(Stored records)
=======
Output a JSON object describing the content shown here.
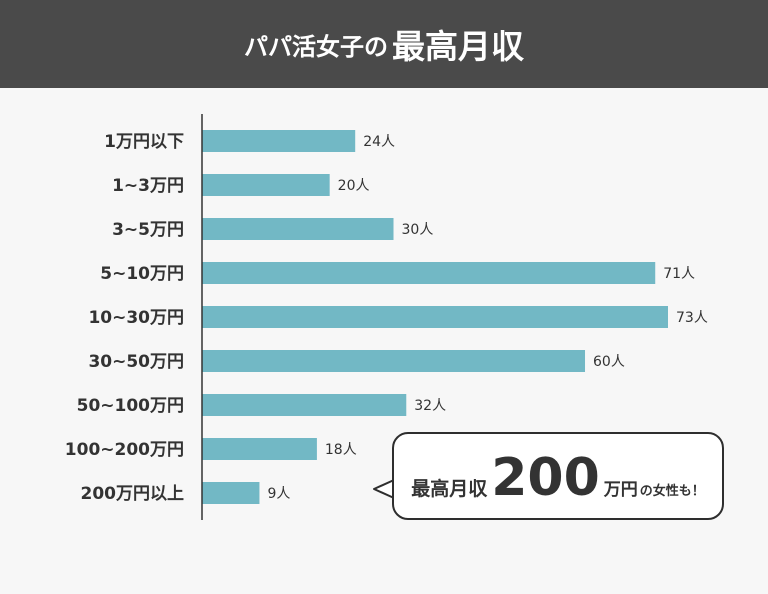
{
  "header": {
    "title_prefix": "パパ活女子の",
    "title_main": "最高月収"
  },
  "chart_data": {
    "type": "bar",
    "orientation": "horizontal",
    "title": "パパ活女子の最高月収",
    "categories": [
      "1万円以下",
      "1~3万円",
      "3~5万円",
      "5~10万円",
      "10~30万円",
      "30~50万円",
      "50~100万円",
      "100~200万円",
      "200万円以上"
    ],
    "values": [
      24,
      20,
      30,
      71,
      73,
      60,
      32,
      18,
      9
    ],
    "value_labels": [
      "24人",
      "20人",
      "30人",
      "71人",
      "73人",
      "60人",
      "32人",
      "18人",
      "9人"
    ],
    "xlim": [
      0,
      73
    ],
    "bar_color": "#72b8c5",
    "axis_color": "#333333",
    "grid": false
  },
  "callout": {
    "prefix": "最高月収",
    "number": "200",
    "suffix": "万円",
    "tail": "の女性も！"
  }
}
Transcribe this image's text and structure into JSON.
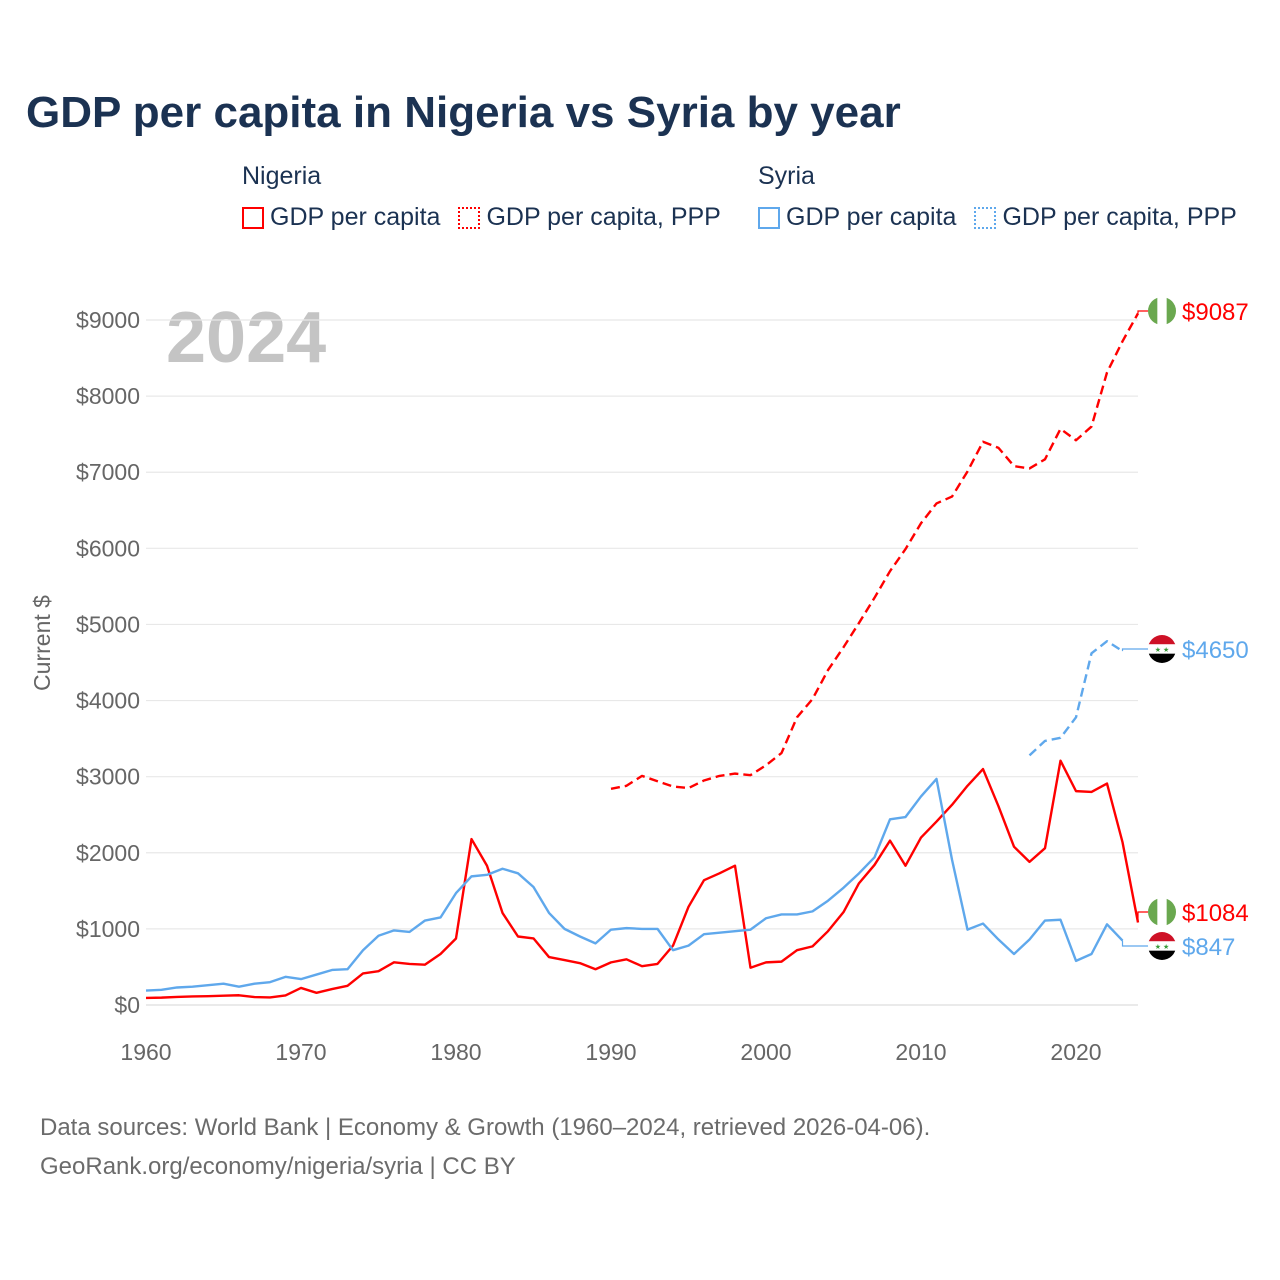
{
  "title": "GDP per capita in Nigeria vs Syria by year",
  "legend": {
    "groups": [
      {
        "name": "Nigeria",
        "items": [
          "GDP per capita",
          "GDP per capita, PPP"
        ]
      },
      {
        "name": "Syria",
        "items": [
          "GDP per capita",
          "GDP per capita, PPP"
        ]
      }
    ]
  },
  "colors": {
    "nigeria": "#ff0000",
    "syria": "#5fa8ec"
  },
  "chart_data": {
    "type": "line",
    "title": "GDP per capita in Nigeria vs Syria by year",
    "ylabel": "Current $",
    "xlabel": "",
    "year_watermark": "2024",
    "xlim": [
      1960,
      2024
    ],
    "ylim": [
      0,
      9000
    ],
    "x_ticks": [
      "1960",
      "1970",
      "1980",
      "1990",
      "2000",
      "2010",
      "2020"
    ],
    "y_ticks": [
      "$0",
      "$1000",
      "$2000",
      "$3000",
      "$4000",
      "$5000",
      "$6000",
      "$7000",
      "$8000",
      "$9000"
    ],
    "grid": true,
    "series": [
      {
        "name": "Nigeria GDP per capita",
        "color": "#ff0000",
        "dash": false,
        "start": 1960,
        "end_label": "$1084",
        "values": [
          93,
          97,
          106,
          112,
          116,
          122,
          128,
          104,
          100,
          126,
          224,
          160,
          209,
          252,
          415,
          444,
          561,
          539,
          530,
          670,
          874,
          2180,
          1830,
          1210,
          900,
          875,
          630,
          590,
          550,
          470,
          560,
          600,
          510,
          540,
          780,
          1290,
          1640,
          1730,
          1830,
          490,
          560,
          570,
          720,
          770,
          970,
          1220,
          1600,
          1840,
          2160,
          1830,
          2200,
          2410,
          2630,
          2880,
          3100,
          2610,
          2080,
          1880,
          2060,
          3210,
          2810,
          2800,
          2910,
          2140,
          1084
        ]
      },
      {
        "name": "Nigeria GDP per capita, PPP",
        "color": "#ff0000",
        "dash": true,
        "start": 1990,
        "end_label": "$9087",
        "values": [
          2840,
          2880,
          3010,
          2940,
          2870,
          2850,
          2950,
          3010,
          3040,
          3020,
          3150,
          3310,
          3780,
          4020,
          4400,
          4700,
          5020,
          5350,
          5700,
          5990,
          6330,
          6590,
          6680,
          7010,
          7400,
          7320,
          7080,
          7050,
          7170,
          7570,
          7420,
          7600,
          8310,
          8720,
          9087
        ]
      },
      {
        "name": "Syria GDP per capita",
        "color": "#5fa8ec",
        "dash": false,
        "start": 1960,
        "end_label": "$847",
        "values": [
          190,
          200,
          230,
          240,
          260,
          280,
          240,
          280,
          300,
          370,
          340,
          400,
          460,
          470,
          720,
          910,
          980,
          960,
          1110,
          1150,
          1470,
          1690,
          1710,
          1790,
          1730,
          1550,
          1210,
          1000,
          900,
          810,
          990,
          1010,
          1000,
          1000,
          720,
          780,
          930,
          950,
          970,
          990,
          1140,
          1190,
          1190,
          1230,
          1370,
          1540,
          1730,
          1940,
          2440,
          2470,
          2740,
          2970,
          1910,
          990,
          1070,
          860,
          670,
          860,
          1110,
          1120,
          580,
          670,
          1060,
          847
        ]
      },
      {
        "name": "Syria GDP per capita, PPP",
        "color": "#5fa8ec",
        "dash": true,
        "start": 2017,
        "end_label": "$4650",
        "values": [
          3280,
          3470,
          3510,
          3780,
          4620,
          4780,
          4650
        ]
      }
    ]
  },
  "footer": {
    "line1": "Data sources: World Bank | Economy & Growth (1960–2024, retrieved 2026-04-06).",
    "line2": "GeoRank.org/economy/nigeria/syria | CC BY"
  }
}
=======
## Your task
Only the number is wanted: how many lines in the entries above contain the string "JSON"?

## Exercise solution
2